>> begin
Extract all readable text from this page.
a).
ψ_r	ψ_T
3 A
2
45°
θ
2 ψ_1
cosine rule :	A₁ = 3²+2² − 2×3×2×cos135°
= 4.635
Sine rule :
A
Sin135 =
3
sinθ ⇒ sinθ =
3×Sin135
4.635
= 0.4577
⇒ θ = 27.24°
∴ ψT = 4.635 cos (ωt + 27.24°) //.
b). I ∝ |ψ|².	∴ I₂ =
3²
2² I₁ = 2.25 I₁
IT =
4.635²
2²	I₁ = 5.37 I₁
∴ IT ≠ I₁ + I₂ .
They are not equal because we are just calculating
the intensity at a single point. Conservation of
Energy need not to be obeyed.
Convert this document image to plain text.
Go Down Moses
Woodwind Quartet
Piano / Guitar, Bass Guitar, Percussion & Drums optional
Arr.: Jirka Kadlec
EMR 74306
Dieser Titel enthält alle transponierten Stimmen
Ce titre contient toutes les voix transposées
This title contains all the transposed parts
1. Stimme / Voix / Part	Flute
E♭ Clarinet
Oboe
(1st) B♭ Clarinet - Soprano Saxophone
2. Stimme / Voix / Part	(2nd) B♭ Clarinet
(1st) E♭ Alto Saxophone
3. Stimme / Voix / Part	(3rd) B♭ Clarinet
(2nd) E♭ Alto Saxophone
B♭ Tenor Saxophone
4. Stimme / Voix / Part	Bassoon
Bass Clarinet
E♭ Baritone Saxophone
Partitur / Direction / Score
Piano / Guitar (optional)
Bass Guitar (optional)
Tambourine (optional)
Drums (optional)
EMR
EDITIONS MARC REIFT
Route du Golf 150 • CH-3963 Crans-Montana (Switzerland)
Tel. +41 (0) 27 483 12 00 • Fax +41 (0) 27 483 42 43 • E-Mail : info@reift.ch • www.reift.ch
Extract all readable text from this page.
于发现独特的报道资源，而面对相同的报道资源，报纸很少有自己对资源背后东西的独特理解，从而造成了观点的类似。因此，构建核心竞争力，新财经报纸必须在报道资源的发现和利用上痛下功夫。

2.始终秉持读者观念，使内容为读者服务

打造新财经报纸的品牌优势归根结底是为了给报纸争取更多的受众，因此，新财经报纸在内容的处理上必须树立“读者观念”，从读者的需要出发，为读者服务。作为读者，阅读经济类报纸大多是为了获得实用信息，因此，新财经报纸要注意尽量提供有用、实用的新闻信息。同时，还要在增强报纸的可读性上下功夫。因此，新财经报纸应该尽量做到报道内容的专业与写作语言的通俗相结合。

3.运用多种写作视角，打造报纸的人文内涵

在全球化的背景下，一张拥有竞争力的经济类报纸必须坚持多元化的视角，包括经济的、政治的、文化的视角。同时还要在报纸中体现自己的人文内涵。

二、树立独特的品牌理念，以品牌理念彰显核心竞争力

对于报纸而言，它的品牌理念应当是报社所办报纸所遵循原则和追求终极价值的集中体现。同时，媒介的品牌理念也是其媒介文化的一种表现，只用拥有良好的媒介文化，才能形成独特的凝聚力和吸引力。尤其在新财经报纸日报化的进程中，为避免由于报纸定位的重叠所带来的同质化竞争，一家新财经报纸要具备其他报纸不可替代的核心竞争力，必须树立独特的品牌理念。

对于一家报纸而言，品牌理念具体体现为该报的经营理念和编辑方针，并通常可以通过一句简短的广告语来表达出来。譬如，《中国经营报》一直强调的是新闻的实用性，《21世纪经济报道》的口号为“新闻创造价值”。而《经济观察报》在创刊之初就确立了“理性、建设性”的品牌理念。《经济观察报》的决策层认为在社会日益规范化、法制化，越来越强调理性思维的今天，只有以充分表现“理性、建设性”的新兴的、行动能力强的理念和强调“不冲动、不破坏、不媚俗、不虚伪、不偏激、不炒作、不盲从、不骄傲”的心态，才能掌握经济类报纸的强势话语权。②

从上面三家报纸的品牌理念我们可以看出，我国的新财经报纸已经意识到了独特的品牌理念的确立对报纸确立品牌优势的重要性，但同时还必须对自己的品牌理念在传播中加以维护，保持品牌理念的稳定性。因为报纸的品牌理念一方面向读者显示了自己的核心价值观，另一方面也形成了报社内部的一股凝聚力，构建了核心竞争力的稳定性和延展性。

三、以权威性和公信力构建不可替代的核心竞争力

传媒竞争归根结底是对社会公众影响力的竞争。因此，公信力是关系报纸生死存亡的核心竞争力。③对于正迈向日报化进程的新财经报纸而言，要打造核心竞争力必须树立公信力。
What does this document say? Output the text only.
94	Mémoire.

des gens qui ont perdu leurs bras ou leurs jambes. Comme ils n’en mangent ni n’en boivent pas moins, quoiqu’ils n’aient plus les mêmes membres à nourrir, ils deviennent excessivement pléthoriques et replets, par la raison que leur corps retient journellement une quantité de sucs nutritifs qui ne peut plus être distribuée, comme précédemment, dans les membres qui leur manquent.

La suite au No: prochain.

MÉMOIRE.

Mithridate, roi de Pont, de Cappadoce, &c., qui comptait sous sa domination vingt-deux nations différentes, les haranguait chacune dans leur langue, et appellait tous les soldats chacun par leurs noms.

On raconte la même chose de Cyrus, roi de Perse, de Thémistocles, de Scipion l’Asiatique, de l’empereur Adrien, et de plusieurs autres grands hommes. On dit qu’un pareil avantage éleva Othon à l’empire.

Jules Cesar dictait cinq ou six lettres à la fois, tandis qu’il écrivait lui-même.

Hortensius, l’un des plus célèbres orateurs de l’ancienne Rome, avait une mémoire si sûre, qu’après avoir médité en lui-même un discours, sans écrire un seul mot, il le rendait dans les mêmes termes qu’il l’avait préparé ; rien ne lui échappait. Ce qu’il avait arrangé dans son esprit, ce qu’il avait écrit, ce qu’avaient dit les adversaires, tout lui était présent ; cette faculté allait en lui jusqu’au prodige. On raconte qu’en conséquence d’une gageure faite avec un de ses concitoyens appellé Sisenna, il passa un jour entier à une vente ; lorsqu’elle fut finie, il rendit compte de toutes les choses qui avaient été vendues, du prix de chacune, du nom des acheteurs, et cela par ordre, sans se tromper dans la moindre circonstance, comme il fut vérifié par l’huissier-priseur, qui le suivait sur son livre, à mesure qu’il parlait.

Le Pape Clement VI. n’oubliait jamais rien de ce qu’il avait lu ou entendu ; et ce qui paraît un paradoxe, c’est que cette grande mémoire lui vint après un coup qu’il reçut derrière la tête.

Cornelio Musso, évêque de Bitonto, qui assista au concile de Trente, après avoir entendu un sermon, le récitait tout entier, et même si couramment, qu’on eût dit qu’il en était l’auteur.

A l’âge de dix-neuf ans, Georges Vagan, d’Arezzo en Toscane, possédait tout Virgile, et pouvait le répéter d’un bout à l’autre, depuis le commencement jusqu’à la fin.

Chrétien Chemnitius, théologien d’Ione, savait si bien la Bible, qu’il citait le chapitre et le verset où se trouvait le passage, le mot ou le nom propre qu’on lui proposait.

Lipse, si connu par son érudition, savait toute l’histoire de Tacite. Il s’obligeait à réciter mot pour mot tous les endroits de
>> end
TASK TO CARRY OUT: Set down all of the records shown above once more, exactly.

TASK RESPONSE:
Extract all readable text from this page.
a).
ψ_r	ψ_T
3 A
2
45°
θ
2 ψ_1
cosine rule :	A₁ = 3²+2² − 2×3×2×cos135°
= 4.635
Sine rule :
A
Sin135 =
3
sinθ ⇒ sinθ =
3×Sin135
4.635
= 0.4577
⇒ θ = 27.24°
∴ ψT = 4.635 cos (ωt + 27.24°) //.
b). I ∝ |ψ|².	∴ I₂ =
3²
2² I₁ = 2.25 I₁
IT =
4.635²
2²	I₁ = 5.37 I₁
∴ IT ≠ I₁ + I₂ .
They are not equal because we are just calculating
the intensity at a single point. Conservation of
Energy need not to be obeyed.
Convert this document image to plain text.
Go Down Moses
Woodwind Quartet
Piano / Guitar, Bass Guitar, Percussion & Drums optional
Arr.: Jirka Kadlec
EMR 74306
Dieser Titel enthält alle transponierten Stimmen
Ce titre contient toutes les voix transposées
This title contains all the transposed parts
1. Stimme / Voix / Part	Flute
E♭ Clarinet
Oboe
(1st) B♭ Clarinet - Soprano Saxophone
2. Stimme / Voix / Part	(2nd) B♭ Clarinet
(1st) E♭ Alto Saxophone
3. Stimme / Voix / Part	(3rd) B♭ Clarinet
(2nd) E♭ Alto Saxophone
B♭ Tenor Saxophone
4. Stimme / Voix / Part	Bassoon
Bass Clarinet
E♭ Baritone Saxophone
Partitur / Direction / Score
Piano / Guitar (optional)
Bass Guitar (optional)
Tambourine (optional)
Drums (optional)
EMR
EDITIONS MARC REIFT
Route du Golf 150 • CH-3963 Crans-Montana (Switzerland)
Tel. +41 (0) 27 483 12 00 • Fax +41 (0) 27 483 42 43 • E-Mail : info@reift.ch • www.reift.ch
Extract all readable text from this page.
于发现独特的报道资源，而面对相同的报道资源，报纸很少有自己对资源背后东西的独特理解，从而造成了观点的类似。因此，构建核心竞争力，新财经报纸必须在报道资源的发现和利用上痛下功夫。

2.始终秉持读者观念，使内容为读者服务

打造新财经报纸的品牌优势归根结底是为了给报纸争取更多的受众，因此，新财经报纸在内容的处理上必须树立“读者观念”，从读者的需要出发，为读者服务。作为读者，阅读经济类报纸大多是为了获得实用信息，因此，新财经报纸要注意尽量提供有用、实用的新闻信息。同时，还要在增强报纸的可读性上下功夫。因此，新财经报纸应该尽量做到报道内容的专业与写作语言的通俗相结合。

3.运用多种写作视角，打造报纸的人文内涵

在全球化的背景下，一张拥有竞争力的经济类报纸必须坚持多元化的视角，包括经济的、政治的、文化的视角。同时还要在报纸中体现自己的人文内涵。

二、树立独特的品牌理念，以品牌理念彰显核心竞争力

对于报纸而言，它的品牌理念应当是报社所办报纸所遵循原则和追求终极价值的集中体现。同时，媒介的品牌理念也是其媒介文化的一种表现，只用拥有良好的媒介文化，才能形成独特的凝聚力和吸引力。尤其在新财经报纸日报化的进程中，为避免由于报纸定位的重叠所带来的同质化竞争，一家新财经报纸要具备其他报纸不可替代的核心竞争力，必须树立独特的品牌理念。

对于一家报纸而言，品牌理念具体体现为该报的经营理念和编辑方针，并通常可以通过一句简短的广告语来表达出来。譬如，《中国经营报》一直强调的是新闻的实用性，《21世纪经济报道》的口号为“新闻创造价值”。而《经济观察报》在创刊之初就确立了“理性、建设性”的品牌理念。《经济观察报》的决策层认为在社会日益规范化、法制化，越来越强调理性思维的今天，只有以充分表现“理性、建设性”的新兴的、行动能力强的理念和强调“不冲动、不破坏、不媚俗、不虚伪、不偏激、不炒作、不盲从、不骄傲”的心态，才能掌握经济类报纸的强势话语权。②

从上面三家报纸的品牌理念我们可以看出，我国的新财经报纸已经意识到了独特的品牌理念的确立对报纸确立品牌优势的重要性，但同时还必须对自己的品牌理念在传播中加以维护，保持品牌理念的稳定性。因为报纸的品牌理念一方面向读者显示了自己的核心价值观，另一方面也形成了报社内部的一股凝聚力，构建了核心竞争力的稳定性和延展性。

三、以权威性和公信力构建不可替代的核心竞争力

传媒竞争归根结底是对社会公众影响力的竞争。因此，公信力是关系报纸生死存亡的核心竞争力。③对于正迈向日报化进程的新财经报纸而言，要打造核心竞争力必须树立公信力。
What does this document say? Output the text only.
94	Mémoire.

des gens qui ont perdu leurs bras ou leurs jambes. Comme ils n’en mangent ni n’en boivent pas moins, quoiqu’ils n’aient plus les mêmes membres à nourrir, ils deviennent excessivement pléthoriques et replets, par la raison que leur corps retient journellement une quantité de sucs nutritifs qui ne peut plus être distribuée, comme précédemment, dans les membres qui leur manquent.

La suite au No: prochain.

MÉMOIRE.

Mithridate, roi de Pont, de Cappadoce, &c., qui comptait sous sa domination vingt-deux nations différentes, les haranguait chacune dans leur langue, et appellait tous les soldats chacun par leurs noms.

On raconte la même chose de Cyrus, roi de Perse, de Thémistocles, de Scipion l’Asiatique, de l’empereur Adrien, et de plusieurs autres grands hommes. On dit qu’un pareil avantage éleva Othon à l’empire.

Jules Cesar dictait cinq ou six lettres à la fois, tandis qu’il écrivait lui-même.

Hortensius, l’un des plus célèbres orateurs de l’ancienne Rome, avait une mémoire si sûre, qu’après avoir médité en lui-même un discours, sans écrire un seul mot, il le rendait dans les mêmes termes qu’il l’avait préparé ; rien ne lui échappait. Ce qu’il avait arrangé dans son esprit, ce qu’il avait écrit, ce qu’avaient dit les adversaires, tout lui était présent ; cette faculté allait en lui jusqu’au prodige. On raconte qu’en conséquence d’une gageure faite avec un de ses concitoyens appellé Sisenna, il passa un jour entier à une vente ; lorsqu’elle fut finie, il rendit compte de toutes les choses qui avaient été vendues, du prix de chacune, du nom des acheteurs, et cela par ordre, sans se tromper dans la moindre circonstance, comme il fut vérifié par l’huissier-priseur, qui le suivait sur son livre, à mesure qu’il parlait.

Le Pape Clement VI. n’oubliait jamais rien de ce qu’il avait lu ou entendu ; et ce qui paraît un paradoxe, c’est que cette grande mémoire lui vint après un coup qu’il reçut derrière la tête.

Cornelio Musso, évêque de Bitonto, qui assista au concile de Trente, après avoir entendu un sermon, le récitait tout entier, et même si couramment, qu’on eût dit qu’il en était l’auteur.

A l’âge de dix-neuf ans, Georges Vagan, d’Arezzo en Toscane, possédait tout Virgile, et pouvait le répéter d’un bout à l’autre, depuis le commencement jusqu’à la fin.

Chrétien Chemnitius, théologien d’Ione, savait si bien la Bible, qu’il citait le chapitre et le verset où se trouvait le passage, le mot ou le nom propre qu’on lui proposait.

Lipse, si connu par son érudition, savait toute l’histoire de Tacite. Il s’obligeait à réciter mot pour mot tous les endroits de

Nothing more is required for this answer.